• TASK PROMPT: Count lines holding the word "type". Only the number is wanted.

• Stored data:
-=-=-=-=-
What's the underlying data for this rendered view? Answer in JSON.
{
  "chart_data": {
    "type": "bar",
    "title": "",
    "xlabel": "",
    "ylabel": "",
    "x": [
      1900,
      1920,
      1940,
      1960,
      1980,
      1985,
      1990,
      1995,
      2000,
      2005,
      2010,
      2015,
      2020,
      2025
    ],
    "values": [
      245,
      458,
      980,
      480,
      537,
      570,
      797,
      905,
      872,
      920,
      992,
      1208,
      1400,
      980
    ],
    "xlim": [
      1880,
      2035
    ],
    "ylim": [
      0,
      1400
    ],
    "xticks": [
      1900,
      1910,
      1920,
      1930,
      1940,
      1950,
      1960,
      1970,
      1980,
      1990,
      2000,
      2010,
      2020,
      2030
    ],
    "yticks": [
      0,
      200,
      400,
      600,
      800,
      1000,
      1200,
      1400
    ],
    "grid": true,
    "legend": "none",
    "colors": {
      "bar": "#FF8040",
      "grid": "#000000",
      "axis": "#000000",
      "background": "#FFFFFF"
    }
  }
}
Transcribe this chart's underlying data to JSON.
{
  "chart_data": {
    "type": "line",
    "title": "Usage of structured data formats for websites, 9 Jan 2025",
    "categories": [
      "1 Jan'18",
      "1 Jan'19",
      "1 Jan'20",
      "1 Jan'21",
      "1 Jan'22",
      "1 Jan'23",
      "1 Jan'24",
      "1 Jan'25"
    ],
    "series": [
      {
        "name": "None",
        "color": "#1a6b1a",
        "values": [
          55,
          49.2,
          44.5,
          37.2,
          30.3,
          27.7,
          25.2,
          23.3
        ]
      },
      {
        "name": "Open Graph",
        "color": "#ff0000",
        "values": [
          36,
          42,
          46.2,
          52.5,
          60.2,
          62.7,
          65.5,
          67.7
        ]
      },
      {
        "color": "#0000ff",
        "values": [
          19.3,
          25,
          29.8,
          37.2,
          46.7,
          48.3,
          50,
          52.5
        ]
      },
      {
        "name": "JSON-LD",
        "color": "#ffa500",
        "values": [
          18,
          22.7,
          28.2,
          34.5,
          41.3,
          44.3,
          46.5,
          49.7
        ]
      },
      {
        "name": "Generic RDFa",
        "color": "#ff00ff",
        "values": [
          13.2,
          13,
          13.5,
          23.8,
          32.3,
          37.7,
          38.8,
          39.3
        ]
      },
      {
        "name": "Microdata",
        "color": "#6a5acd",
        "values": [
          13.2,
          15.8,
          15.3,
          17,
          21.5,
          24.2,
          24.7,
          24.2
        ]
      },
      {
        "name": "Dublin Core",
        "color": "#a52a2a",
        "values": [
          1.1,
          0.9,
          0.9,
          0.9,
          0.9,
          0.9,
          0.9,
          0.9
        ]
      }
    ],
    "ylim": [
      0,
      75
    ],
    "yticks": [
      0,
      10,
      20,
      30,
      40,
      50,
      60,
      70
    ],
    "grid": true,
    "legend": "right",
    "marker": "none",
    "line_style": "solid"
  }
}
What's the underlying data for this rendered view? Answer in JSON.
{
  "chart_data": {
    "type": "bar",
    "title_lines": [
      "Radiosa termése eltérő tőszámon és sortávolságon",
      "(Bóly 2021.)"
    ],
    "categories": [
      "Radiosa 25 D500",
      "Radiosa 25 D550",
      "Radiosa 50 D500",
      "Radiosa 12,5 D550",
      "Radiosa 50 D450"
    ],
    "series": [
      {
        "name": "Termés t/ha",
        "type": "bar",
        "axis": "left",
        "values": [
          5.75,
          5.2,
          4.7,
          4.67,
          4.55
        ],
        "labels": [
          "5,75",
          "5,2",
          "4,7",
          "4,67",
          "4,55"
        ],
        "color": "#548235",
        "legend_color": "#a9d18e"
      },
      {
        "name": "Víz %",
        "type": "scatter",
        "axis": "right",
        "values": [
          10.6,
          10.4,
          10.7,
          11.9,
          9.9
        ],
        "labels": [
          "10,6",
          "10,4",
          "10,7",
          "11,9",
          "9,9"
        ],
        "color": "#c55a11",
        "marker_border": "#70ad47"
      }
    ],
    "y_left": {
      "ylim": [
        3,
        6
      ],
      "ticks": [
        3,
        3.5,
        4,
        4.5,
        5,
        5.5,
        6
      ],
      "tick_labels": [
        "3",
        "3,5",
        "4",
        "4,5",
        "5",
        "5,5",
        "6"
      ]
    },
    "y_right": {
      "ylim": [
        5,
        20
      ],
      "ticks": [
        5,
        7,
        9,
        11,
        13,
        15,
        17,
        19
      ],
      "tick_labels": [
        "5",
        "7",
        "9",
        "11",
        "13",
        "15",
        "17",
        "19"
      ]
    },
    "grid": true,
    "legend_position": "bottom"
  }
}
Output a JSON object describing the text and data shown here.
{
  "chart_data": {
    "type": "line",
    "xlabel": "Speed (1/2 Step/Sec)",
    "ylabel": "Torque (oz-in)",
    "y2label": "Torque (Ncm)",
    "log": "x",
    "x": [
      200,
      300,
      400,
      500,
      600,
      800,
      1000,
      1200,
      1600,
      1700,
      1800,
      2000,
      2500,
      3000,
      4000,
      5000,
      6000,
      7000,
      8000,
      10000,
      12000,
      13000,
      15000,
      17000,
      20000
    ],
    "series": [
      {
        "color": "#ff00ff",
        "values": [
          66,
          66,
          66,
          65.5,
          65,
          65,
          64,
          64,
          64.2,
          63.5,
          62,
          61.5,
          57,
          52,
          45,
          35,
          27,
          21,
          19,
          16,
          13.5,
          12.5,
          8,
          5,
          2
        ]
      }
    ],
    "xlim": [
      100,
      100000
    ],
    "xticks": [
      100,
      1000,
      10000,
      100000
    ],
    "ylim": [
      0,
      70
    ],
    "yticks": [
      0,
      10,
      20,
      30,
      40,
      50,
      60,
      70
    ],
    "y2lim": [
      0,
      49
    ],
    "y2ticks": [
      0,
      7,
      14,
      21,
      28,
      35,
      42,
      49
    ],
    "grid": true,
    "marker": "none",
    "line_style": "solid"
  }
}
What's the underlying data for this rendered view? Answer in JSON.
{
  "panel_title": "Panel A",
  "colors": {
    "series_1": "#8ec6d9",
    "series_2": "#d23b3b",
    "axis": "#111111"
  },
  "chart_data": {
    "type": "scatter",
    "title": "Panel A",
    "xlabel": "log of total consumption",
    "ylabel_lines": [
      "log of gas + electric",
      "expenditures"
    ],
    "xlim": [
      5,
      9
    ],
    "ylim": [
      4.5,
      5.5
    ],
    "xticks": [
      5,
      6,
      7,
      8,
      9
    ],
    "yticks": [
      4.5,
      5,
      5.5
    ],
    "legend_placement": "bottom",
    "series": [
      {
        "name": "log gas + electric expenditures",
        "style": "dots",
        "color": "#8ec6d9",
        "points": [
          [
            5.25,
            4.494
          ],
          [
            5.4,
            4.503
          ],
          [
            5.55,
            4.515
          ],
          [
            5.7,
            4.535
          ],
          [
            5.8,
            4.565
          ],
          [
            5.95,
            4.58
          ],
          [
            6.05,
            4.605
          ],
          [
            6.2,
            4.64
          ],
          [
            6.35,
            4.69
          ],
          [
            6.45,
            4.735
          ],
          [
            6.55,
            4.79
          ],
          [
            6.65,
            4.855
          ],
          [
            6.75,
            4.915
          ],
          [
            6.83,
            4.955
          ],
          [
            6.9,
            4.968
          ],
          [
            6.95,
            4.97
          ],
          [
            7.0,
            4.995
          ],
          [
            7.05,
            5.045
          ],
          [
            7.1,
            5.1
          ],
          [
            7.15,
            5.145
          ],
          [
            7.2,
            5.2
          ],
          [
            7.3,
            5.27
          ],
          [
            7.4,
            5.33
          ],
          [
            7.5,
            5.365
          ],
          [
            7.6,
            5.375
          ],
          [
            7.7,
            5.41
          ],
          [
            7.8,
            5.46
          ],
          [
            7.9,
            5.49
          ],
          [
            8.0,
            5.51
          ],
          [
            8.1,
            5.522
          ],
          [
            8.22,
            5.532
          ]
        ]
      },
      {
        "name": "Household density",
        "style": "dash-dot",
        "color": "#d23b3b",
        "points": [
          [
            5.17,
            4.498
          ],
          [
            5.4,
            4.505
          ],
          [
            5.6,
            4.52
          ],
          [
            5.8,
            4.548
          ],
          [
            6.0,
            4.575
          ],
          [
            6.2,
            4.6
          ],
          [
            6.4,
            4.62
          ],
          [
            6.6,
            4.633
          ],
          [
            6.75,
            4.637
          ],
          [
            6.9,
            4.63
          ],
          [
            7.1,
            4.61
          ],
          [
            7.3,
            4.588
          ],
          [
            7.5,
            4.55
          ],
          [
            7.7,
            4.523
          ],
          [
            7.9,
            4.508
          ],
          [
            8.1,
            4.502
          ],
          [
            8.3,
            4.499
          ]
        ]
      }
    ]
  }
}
-=-=-=-=-
• SOLUTION TO THIS PROBLEM: 7